> [Stated problem] Each line holding the word "Simons" counts once; give the total and nothing more.

Stored records:
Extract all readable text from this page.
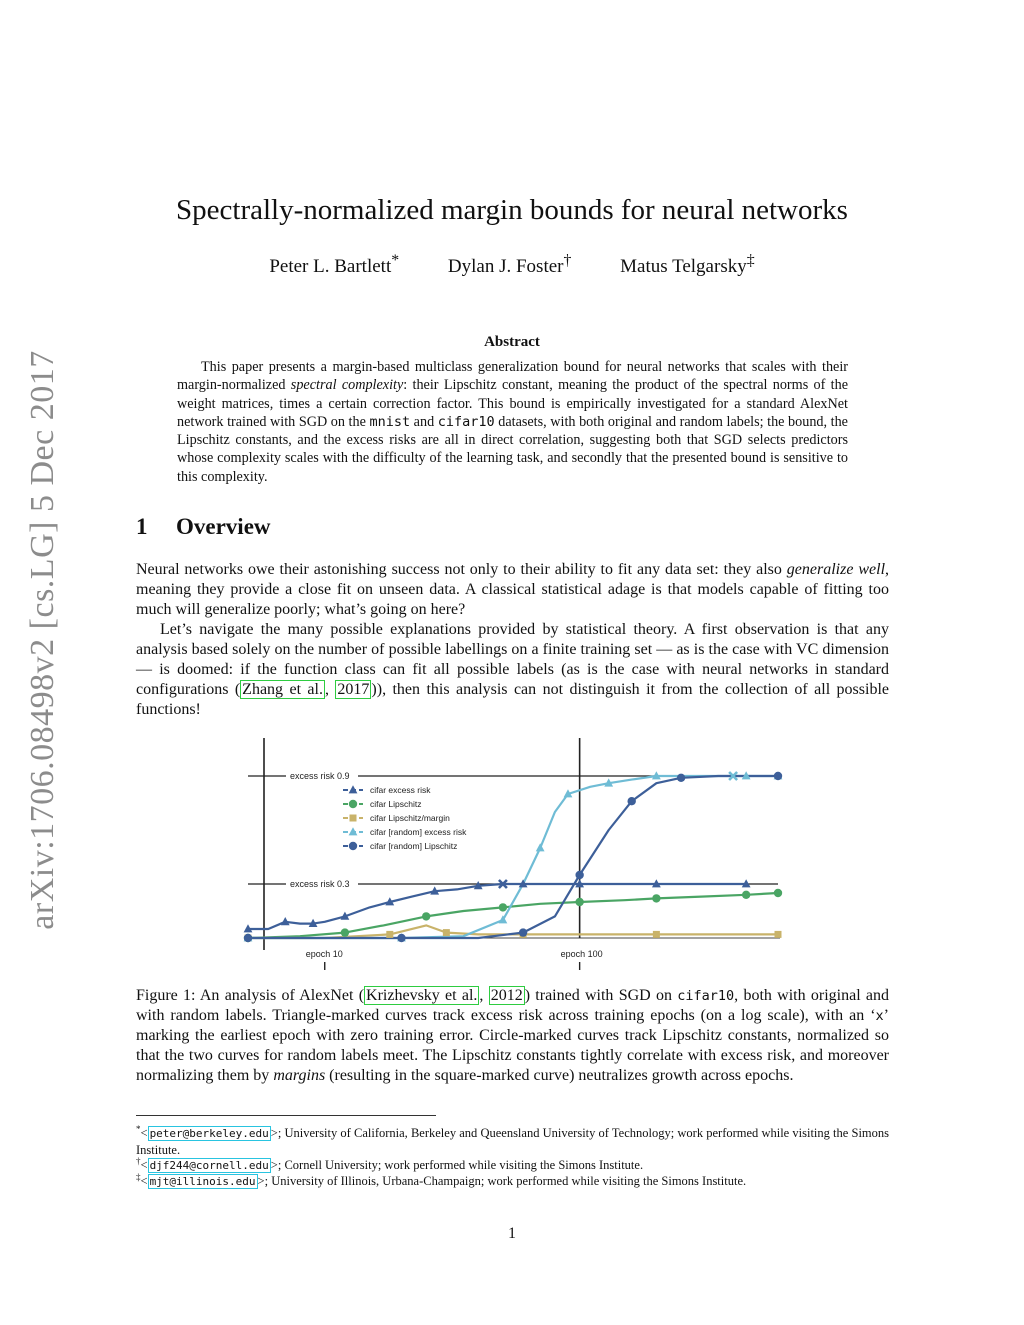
arXiv:1706.08498v2 [cs.LG] 5 Dec 2017
Spectrally-normalized margin bounds for neural networks
Peter L. Bartlett*	Dylan J. Foster†	Matus Telgarsky‡
Abstract

This paper presents a margin-based multiclass generalization bound for neural networks that scales with their margin-normalized spectral complexity: their Lipschitz constant, meaning the product of the spectral norms of the weight matrices, times a certain correction factor. This bound is empirically investigated for a standard AlexNet network trained with SGD on the mnist and cifar10 datasets, with both original and random labels; the bound, the Lipschitz constants, and the excess risks are all in direct correlation, suggesting both that SGD selects predictors whose complexity scales with the difficulty of the learning task, and secondly that the presented bound is sensitive to this complexity.

1 Overview

Neural networks owe their astonishing success not only to their ability to fit any data set: they also generalize well, meaning they provide a close fit on unseen data. A classical statistical adage is that models capable of fitting too much will generalize poorly; what’s going on here?

Let’s navigate the many possible explanations provided by statistical theory. A first observation is that any analysis based solely on the number of possible labellings on a finite training set — as is the case with VC dimension — is doomed: if the function class can fit all possible labels (as is the case with neural networks in standard configurations ( Zhang et al. , 2017 )), then this analysis can not distinguish it from the collection of all possible functions!

excess risk 0.3
excess risk 0.9
epoch 10	epoch 100
cifar excess risk
cifar Lipschitz
cifar Lipschitz/margin
cifar [random] excess risk
cifar [random] Lipschitz

Figure 1: An analysis of AlexNet ( Krizhevsky et al. , 2012 ) trained with SGD on cifar10, both with original and with random labels. Triangle-marked curves track excess risk across training epochs (on a log scale), with an ‘x’ marking the earliest epoch with zero training error. Circle-marked curves track Lipschitz constants, normalized so that the two curves for random labels meet. The Lipschitz constants tightly correlate with excess risk, and moreover normalizing them by margins (resulting in the square-marked curve) neutralizes growth across epochs.

*< peter@berkeley.edu >; University of California, Berkeley and Queensland University of Technology; work performed while visiting the Simons Institute.

†< djf244@cornell.edu >; Cornell University; work performed while visiting the Simons Institute.

‡< mjt@illinois.edu >; University of Illinois, Urbana-Champaign; work performed while visiting the Simons Institute.

1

> [Solution for this exercise] 3